Extracts from a graphics dataset

------------------------------

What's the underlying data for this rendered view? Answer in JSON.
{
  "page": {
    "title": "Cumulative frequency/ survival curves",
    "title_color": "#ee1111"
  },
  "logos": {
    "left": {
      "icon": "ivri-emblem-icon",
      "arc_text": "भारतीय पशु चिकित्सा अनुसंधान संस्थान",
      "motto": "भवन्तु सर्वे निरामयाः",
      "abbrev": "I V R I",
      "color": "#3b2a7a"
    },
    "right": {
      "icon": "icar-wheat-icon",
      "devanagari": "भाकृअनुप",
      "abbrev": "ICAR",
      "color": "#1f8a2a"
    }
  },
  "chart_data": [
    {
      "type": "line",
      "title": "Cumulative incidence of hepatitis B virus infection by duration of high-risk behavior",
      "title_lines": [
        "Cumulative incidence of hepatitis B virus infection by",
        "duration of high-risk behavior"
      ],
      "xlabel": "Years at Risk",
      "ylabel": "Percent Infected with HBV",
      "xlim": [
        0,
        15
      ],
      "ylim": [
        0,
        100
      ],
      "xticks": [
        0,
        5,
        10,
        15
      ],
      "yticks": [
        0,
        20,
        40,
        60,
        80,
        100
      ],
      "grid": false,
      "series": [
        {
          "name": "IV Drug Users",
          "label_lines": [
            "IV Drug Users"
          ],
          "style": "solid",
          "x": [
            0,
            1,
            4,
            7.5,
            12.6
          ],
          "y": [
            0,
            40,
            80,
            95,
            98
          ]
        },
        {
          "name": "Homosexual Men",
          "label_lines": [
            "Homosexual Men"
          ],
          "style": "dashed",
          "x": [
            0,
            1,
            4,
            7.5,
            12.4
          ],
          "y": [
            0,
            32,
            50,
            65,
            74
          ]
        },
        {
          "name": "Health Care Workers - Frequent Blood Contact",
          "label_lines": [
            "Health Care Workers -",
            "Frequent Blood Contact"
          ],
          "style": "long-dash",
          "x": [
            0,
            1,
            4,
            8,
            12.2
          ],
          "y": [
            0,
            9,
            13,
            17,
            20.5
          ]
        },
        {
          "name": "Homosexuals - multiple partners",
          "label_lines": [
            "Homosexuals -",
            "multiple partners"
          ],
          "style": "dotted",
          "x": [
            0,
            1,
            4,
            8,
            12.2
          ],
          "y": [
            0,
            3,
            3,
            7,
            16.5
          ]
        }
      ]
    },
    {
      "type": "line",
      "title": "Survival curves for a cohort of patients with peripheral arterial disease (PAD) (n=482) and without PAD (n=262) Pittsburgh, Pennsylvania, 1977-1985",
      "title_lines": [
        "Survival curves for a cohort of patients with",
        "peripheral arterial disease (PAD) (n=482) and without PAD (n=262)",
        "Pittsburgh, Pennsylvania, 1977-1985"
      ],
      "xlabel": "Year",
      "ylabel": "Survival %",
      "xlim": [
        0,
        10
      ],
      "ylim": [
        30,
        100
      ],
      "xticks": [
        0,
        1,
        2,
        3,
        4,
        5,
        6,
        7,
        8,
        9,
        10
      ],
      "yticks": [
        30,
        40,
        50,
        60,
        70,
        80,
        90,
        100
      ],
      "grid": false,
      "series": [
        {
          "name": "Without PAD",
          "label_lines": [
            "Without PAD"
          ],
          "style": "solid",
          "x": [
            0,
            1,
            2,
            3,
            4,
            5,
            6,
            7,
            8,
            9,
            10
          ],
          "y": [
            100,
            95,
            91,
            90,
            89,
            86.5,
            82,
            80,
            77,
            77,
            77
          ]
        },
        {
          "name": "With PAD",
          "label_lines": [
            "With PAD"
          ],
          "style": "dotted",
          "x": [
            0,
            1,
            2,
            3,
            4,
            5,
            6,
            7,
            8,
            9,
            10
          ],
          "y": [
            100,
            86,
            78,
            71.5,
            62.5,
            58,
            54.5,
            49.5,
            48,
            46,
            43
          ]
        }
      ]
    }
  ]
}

------------------------------

→ **Work task**
Give every entry back unchanged. Leave none out.

→ **Completed task**
What's the underlying data for this rendered view? Answer in JSON.
{
  "page": {
    "title": "Cumulative frequency/ survival curves",
    "title_color": "#ee1111"
  },
  "logos": {
    "left": {
      "icon": "ivri-emblem-icon",
      "arc_text": "भारतीय पशु चिकित्सा अनुसंधान संस्थान",
      "motto": "भवन्तु सर्वे निरामयाः",
      "abbrev": "I V R I",
      "color": "#3b2a7a"
    },
    "right": {
      "icon": "icar-wheat-icon",
      "devanagari": "भाकृअनुप",
      "abbrev": "ICAR",
      "color": "#1f8a2a"
    }
  },
  "chart_data": [
    {
      "type": "line",
      "title": "Cumulative incidence of hepatitis B virus infection by duration of high-risk behavior",
      "title_lines": [
        "Cumulative incidence of hepatitis B virus infection by",
        "duration of high-risk behavior"
      ],
      "xlabel": "Years at Risk",
      "ylabel": "Percent Infected with HBV",
      "xlim": [
        0,
        15
      ],
      "ylim": [
        0,
        100
      ],
      "xticks": [
        0,
        5,
        10,
        15
      ],
      "yticks": [
        0,
        20,
        40,
        60,
        80,
        100
      ],
      "grid": false,
      "series": [
        {
          "name": "IV Drug Users",
          "label_lines": [
            "IV Drug Users"
          ],
          "style": "solid",
          "x": [
            0,
            1,
            4,
            7.5,
            12.6
          ],
          "y": [
            0,
            40,
            80,
            95,
            98
          ]
        },
        {
          "name": "Homosexual Men",
          "label_lines": [
            "Homosexual Men"
          ],
          "style": "dashed",
          "x": [
            0,
            1,
            4,
            7.5,
            12.4
          ],
          "y": [
            0,
            32,
            50,
            65,
            74
          ]
        },
        {
          "name": "Health Care Workers - Frequent Blood Contact",
          "label_lines": [
            "Health Care Workers -",
            "Frequent Blood Contact"
          ],
          "style": "long-dash",
          "x": [
            0,
            1,
            4,
            8,
            12.2
          ],
          "y": [
            0,
            9,
            13,
            17,
            20.5
          ]
        },
        {
          "name": "Homosexuals - multiple partners",
          "label_lines": [
            "Homosexuals -",
            "multiple partners"
          ],
          "style": "dotted",
          "x": [
            0,
            1,
            4,
            8,
            12.2
          ],
          "y": [
            0,
            3,
            3,
            7,
            16.5
          ]
        }
      ]
    },
    {
      "type": "line",
      "title": "Survival curves for a cohort of patients with peripheral arterial disease (PAD) (n=482) and without PAD (n=262) Pittsburgh, Pennsylvania, 1977-1985",
      "title_lines": [
        "Survival curves for a cohort of patients with",
        "peripheral arterial disease (PAD) (n=482) and without PAD (n=262)",
        "Pittsburgh, Pennsylvania, 1977-1985"
      ],
      "xlabel": "Year",
      "ylabel": "Survival %",
      "xlim": [
        0,
        10
      ],
      "ylim": [
        30,
        100
      ],
      "xticks": [
        0,
        1,
        2,
        3,
        4,
        5,
        6,
        7,
        8,
        9,
        10
      ],
      "yticks": [
        30,
        40,
        50,
        60,
        70,
        80,
        90,
        100
      ],
      "grid": false,
      "series": [
        {
          "name": "Without PAD",
          "label_lines": [
            "Without PAD"
          ],
          "style": "solid",
          "x": [
            0,
            1,
            2,
            3,
            4,
            5,
            6,
            7,
            8,
            9,
            10
          ],
          "y": [
            100,
            95,
            91,
            90,
            89,
            86.5,
            82,
            80,
            77,
            77,
            77
          ]
        },
        {
          "name": "With PAD",
          "label_lines": [
            "With PAD"
          ],
          "style": "dotted",
          "x": [
            0,
            1,
            2,
            3,
            4,
            5,
            6,
            7,
            8,
            9,
            10
          ],
          "y": [
            100,
            86,
            78,
            71.5,
            62.5,
            58,
            54.5,
            49.5,
            48,
            46,
            43
          ]
        }
      ]
    }
  ]
}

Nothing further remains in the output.